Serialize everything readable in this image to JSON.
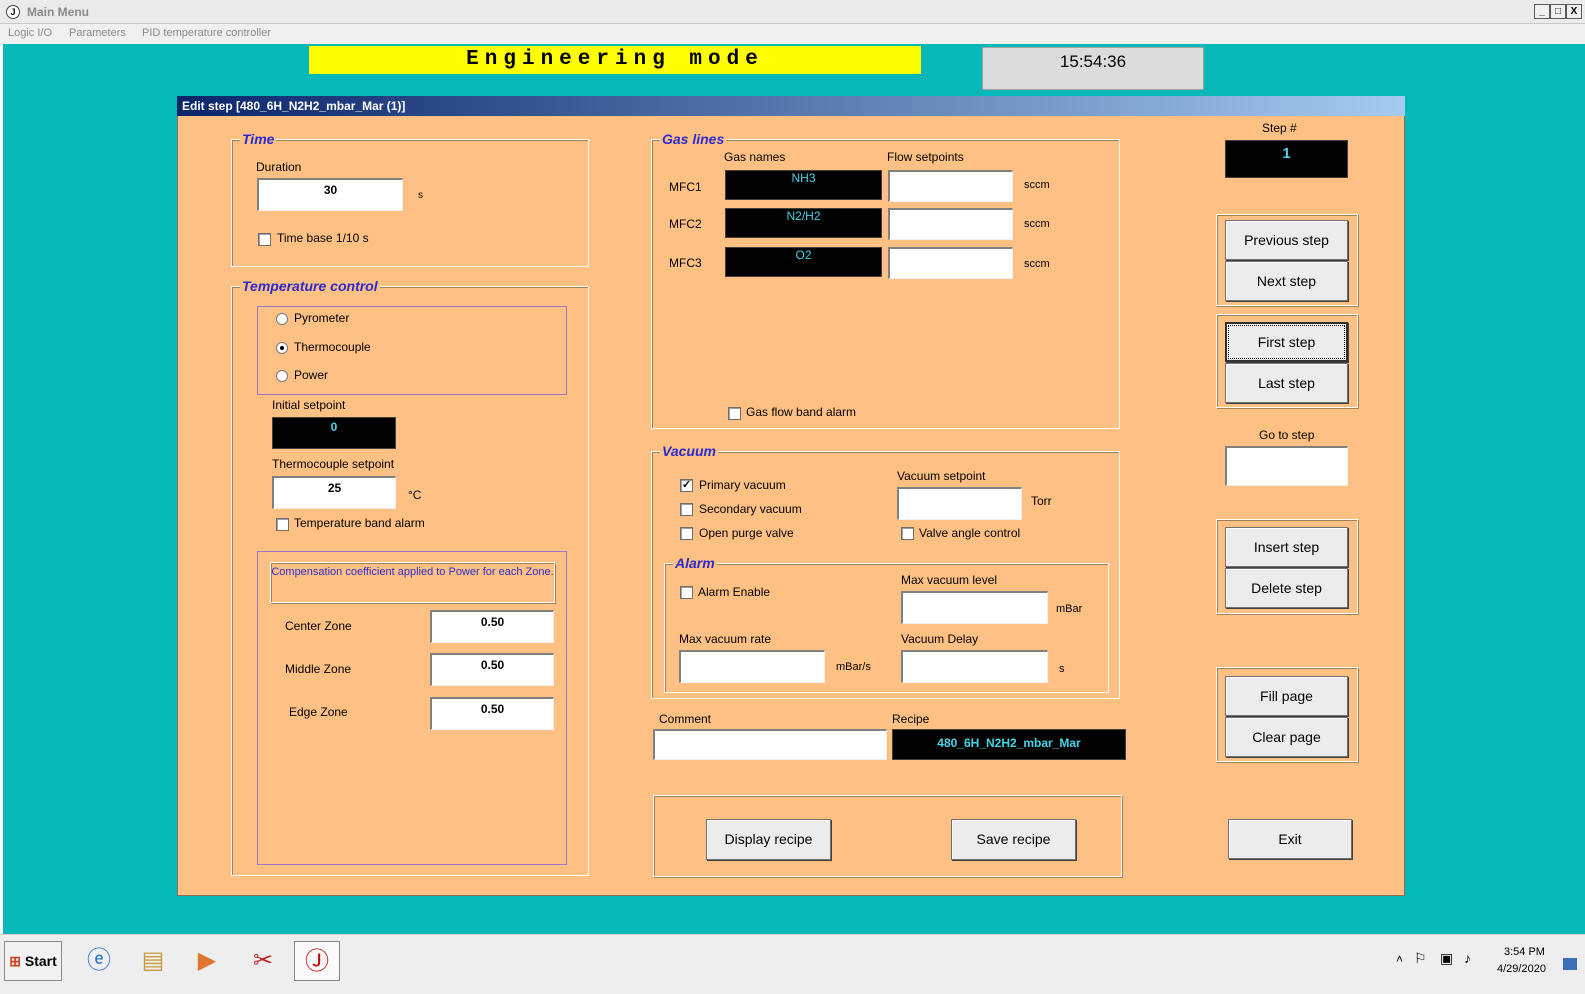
{
  "window": {
    "title": "Main Menu",
    "menu": [
      "Logic I/O",
      "Parameters",
      "PID temperature controller"
    ],
    "controls": [
      "_",
      "□",
      "X"
    ]
  },
  "banner": {
    "mode": "Engineering  mode",
    "clock": "15:54:36"
  },
  "dialog": {
    "title": "Edit step [480_6H_N2H2_mbar_Mar (1)]",
    "time": {
      "title": "Time",
      "duration_label": "Duration",
      "duration_value": "30",
      "unit": "s",
      "timebase_label": "Time base 1/10 s"
    },
    "temperature": {
      "title": "Temperature control",
      "radios": [
        "Pyrometer",
        "Thermocouple",
        "Power"
      ],
      "selected": "Thermocouple",
      "initial_label": "Initial setpoint",
      "initial_value": "0",
      "tc_label": "Thermocouple setpoint",
      "tc_value": "25",
      "tc_unit": "°C",
      "band_alarm": "Temperature band alarm",
      "comp_title": "Compensation coefficient applied to Power for each Zone.",
      "zones": [
        {
          "label": "Center Zone",
          "value": "0.50"
        },
        {
          "label": "Middle Zone",
          "value": "0.50"
        },
        {
          "label": "Edge Zone",
          "value": "0.50"
        }
      ]
    },
    "gas": {
      "title": "Gas lines",
      "names_header": "Gas names",
      "flow_header": "Flow setpoints",
      "rows": [
        {
          "label": "MFC1",
          "name": "NH3",
          "unit": "sccm"
        },
        {
          "label": "MFC2",
          "name": "N2/H2",
          "unit": "sccm"
        },
        {
          "label": "MFC3",
          "name": "O2",
          "unit": "sccm"
        }
      ],
      "band_alarm": "Gas flow band alarm"
    },
    "vacuum": {
      "title": "Vacuum",
      "primary": "Primary vacuum",
      "secondary": "Secondary vacuum",
      "purge": "Open purge valve",
      "setpoint_label": "Vacuum setpoint",
      "setpoint_unit": "Torr",
      "angle": "Valve angle control",
      "alarm": {
        "title": "Alarm",
        "enable": "Alarm Enable",
        "max_level_label": "Max vacuum level",
        "max_level_unit": "mBar",
        "max_rate_label": "Max vacuum rate",
        "max_rate_unit": "mBar/s",
        "delay_label": "Vacuum Delay",
        "delay_unit": "s"
      }
    },
    "comment_label": "Comment",
    "recipe_label": "Recipe",
    "recipe_value": "480_6H_N2H2_mbar_Mar",
    "display_recipe": "Display recipe",
    "save_recipe": "Save recipe",
    "step_label": "Step #",
    "step_value": "1",
    "previous_step": "Previous step",
    "next_step": "Next step",
    "first_step": "First step",
    "last_step": "Last step",
    "goto_label": "Go to step",
    "insert_step": "Insert step",
    "delete_step": "Delete step",
    "fill_page": "Fill page",
    "clear_page": "Clear page",
    "exit": "Exit"
  },
  "taskbar": {
    "start": "Start",
    "time": "3:54 PM",
    "date": "4/29/2020"
  }
}
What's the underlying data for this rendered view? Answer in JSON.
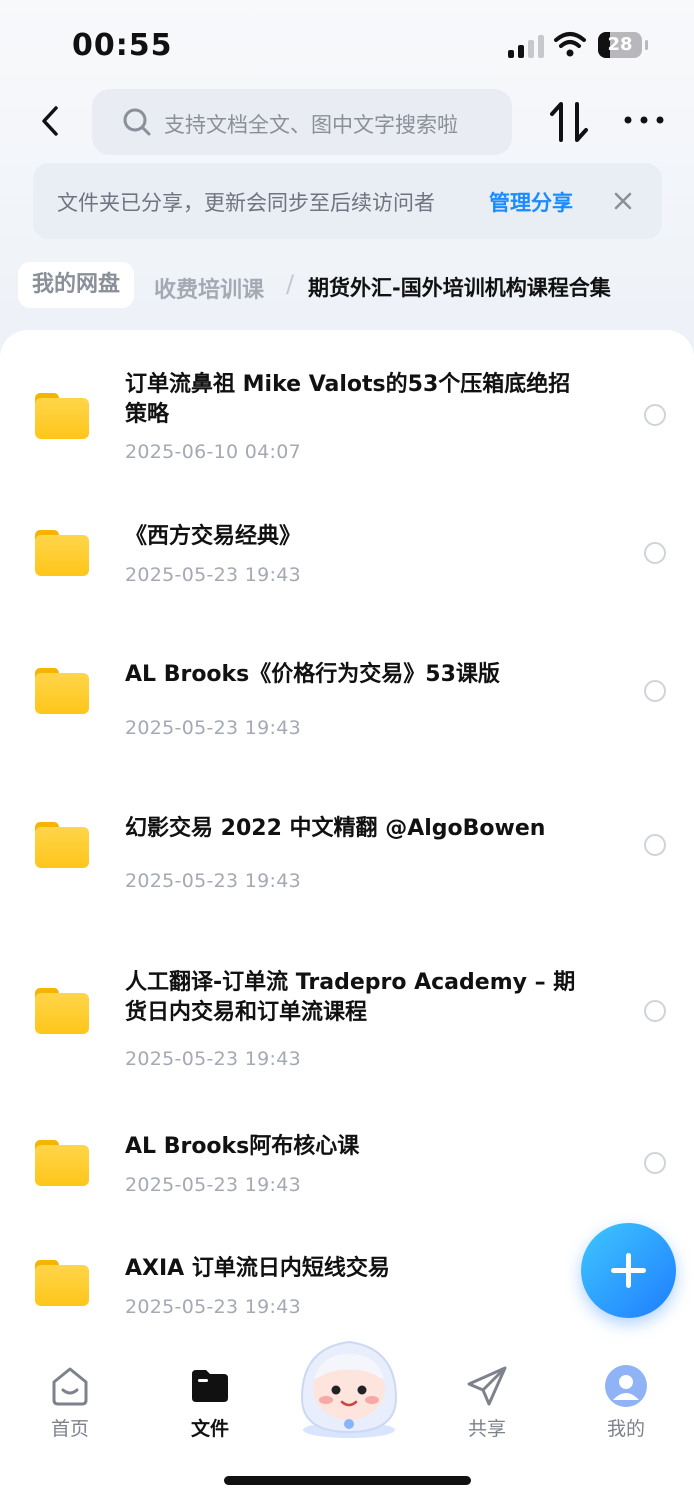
{
  "status_bar": {
    "time": "00:55",
    "battery": "28",
    "battery_level": 0.28
  },
  "search": {
    "placeholder": "支持文档全文、图中文字搜索啦"
  },
  "banner": {
    "text": "文件夹已分享，更新会同步至后续访问者",
    "manage_label": "管理分享"
  },
  "breadcrumb": {
    "root": "我的网盘",
    "middle": "收费培训课",
    "separator": "/",
    "current": "期货外汇-国外培训机构课程合集"
  },
  "files": [
    {
      "name": "订单流鼻祖 Mike Valots的53个压箱底绝招策略",
      "date": "2025-06-10 04:07"
    },
    {
      "name": "《西方交易经典》",
      "date": "2025-05-23 19:43"
    },
    {
      "name": "AL Brooks《价格行为交易》53课版",
      "date": "2025-05-23 19:43"
    },
    {
      "name": "幻影交易 2022 中文精翻 @AlgoBowen",
      "date": "2025-05-23 19:43"
    },
    {
      "name": "人工翻译-订单流 Tradepro Academy – 期货日内交易和订单流课程",
      "date": "2025-05-23 19:43"
    },
    {
      "name": "AL Brooks阿布核心课",
      "date": "2025-05-23 19:43"
    },
    {
      "name": "AXIA 订单流日内短线交易",
      "date": "2025-05-23 19:43"
    }
  ],
  "tabbar": {
    "home": "首页",
    "files": "文件",
    "share": "共享",
    "mine": "我的"
  },
  "colors": {
    "accent": "#1a8cff",
    "folder": "#ffc61a",
    "fab_start": "#3ec7ff",
    "fab_end": "#1f7dff"
  }
}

────

In your copy of the listing above, reproduce each line exactly and omit all pictures.

Serialize everything readable in this image to JSON.
{
  "window": {
    "title": "Main Menu",
    "menu": [
      "Logic I/O",
      "Parameters",
      "PID temperature controller"
    ],
    "controls": [
      "_",
      "□",
      "X"
    ]
  },
  "banner": {
    "mode": "Engineering  mode",
    "clock": "15:54:36"
  },
  "dialog": {
    "title": "Edit step [480_6H_N2H2_mbar_Mar (1)]",
    "time": {
      "title": "Time",
      "duration_label": "Duration",
      "duration_value": "30",
      "unit": "s",
      "timebase_label": "Time base 1/10 s"
    },
    "temperature": {
      "title": "Temperature control",
      "radios": [
        "Pyrometer",
        "Thermocouple",
        "Power"
      ],
      "selected": "Thermocouple",
      "initial_label": "Initial setpoint",
      "initial_value": "0",
      "tc_label": "Thermocouple setpoint",
      "tc_value": "25",
      "tc_unit": "°C",
      "band_alarm": "Temperature band alarm",
      "comp_title": "Compensation coefficient applied to Power for each Zone.",
      "zones": [
        {
          "label": "Center Zone",
          "value": "0.50"
        },
        {
          "label": "Middle Zone",
          "value": "0.50"
        },
        {
          "label": "Edge Zone",
          "value": "0.50"
        }
      ]
    },
    "gas": {
      "title": "Gas lines",
      "names_header": "Gas names",
      "flow_header": "Flow setpoints",
      "rows": [
        {
          "label": "MFC1",
          "name": "NH3",
          "unit": "sccm"
        },
        {
          "label": "MFC2",
          "name": "N2/H2",
          "unit": "sccm"
        },
        {
          "label": "MFC3",
          "name": "O2",
          "unit": "sccm"
        }
      ],
      "band_alarm": "Gas flow band alarm"
    },
    "vacuum": {
      "title": "Vacuum",
      "primary": "Primary vacuum",
      "secondary": "Secondary vacuum",
      "purge": "Open purge valve",
      "setpoint_label": "Vacuum setpoint",
      "setpoint_unit": "Torr",
      "angle": "Valve angle control",
      "alarm": {
        "title": "Alarm",
        "enable": "Alarm Enable",
        "max_level_label": "Max vacuum level",
        "max_level_unit": "mBar",
        "max_rate_label": "Max vacuum rate",
        "max_rate_unit": "mBar/s",
        "delay_label": "Vacuum Delay",
        "delay_unit": "s"
      }
    },
    "comment_label": "Comment",
    "recipe_label": "Recipe",
    "recipe_value": "480_6H_N2H2_mbar_Mar",
    "display_recipe": "Display recipe",
    "save_recipe": "Save recipe",
    "step_label": "Step #",
    "step_value": "1",
    "previous_step": "Previous step",
    "next_step": "Next step",
    "first_step": "First step",
    "last_step": "Last step",
    "goto_label": "Go to step",
    "insert_step": "Insert step",
    "delete_step": "Delete step",
    "fill_page": "Fill page",
    "clear_page": "Clear page",
    "exit": "Exit"
  },
  "taskbar": {
    "start": "Start",
    "time": "3:54 PM",
    "date": "4/29/2020"
  }
}
What's the underlying data for this rendered view? Answer in JSON.
{
  "status_bar": {
    "time": "00:55",
    "battery": "28",
    "battery_level": 0.28
  },
  "search": {
    "placeholder": "支持文档全文、图中文字搜索啦"
  },
  "banner": {
    "text": "文件夹已分享，更新会同步至后续访问者",
    "manage_label": "管理分享"
  },
  "breadcrumb": {
    "root": "我的网盘",
    "middle": "收费培训课",
    "separator": "/",
    "current": "期货外汇-国外培训机构课程合集"
  },
  "files": [
    {
      "name": "订单流鼻祖 Mike Valots的53个压箱底绝招策略",
      "date": "2025-06-10 04:07"
    },
    {
      "name": "《西方交易经典》",
      "date": "2025-05-23 19:43"
    },
    {
      "name": "AL Brooks《价格行为交易》53课版",
      "date": "2025-05-23 19:43"
    },
    {
      "name": "幻影交易 2022 中文精翻 @AlgoBowen",
      "date": "2025-05-23 19:43"
    },
    {
      "name": "人工翻译-订单流 Tradepro Academy – 期货日内交易和订单流课程",
      "date": "2025-05-23 19:43"
    },
    {
      "name": "AL Brooks阿布核心课",
      "date": "2025-05-23 19:43"
    },
    {
      "name": "AXIA 订单流日内短线交易",
      "date": "2025-05-23 19:43"
    }
  ],
  "tabbar": {
    "home": "首页",
    "files": "文件",
    "share": "共享",
    "mine": "我的"
  },
  "colors": {
    "accent": "#1a8cff",
    "folder": "#ffc61a",
    "fab_start": "#3ec7ff",
    "fab_end": "#1f7dff"
  }
}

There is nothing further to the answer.